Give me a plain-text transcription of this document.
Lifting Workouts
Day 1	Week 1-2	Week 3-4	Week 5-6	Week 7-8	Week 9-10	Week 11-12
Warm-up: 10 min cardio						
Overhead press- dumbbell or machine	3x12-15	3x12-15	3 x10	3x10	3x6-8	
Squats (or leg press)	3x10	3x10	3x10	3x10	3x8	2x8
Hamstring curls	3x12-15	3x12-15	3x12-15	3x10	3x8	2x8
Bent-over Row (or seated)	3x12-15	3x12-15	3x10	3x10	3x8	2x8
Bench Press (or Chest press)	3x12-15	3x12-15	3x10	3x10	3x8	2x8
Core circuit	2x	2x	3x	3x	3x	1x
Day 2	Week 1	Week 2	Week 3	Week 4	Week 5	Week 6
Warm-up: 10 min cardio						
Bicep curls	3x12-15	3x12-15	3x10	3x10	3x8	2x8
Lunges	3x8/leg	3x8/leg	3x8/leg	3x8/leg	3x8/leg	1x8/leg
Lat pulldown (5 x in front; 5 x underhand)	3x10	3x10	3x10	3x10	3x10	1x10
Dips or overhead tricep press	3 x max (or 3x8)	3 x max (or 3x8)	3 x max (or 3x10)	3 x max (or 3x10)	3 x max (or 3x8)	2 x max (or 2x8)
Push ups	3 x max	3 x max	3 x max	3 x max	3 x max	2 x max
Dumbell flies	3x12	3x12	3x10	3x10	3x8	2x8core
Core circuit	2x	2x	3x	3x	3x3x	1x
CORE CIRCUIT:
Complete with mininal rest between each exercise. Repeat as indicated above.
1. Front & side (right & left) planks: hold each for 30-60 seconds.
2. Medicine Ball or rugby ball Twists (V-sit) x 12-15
#####
Collect the complete line wherever the string "press" appears in the records.

_Reply_
Overhead press- dumbbell or machine	3x12-15	3x12-15	3 x10	3x10	3x6-8	
Squats (or leg press)	3x10	3x10	3x10	3x10	3x8	2x8
Bench Press (or Chest press)	3x12-15	3x12-15	3x10	3x10	3x8	2x8
Dips or overhead tricep press	3 x max (or 3x8)	3 x max (or 3x8)	3 x max (or 3x10)	3 x max (or 3x10)	3 x max (or 3x8)	2 x max (or 2x8)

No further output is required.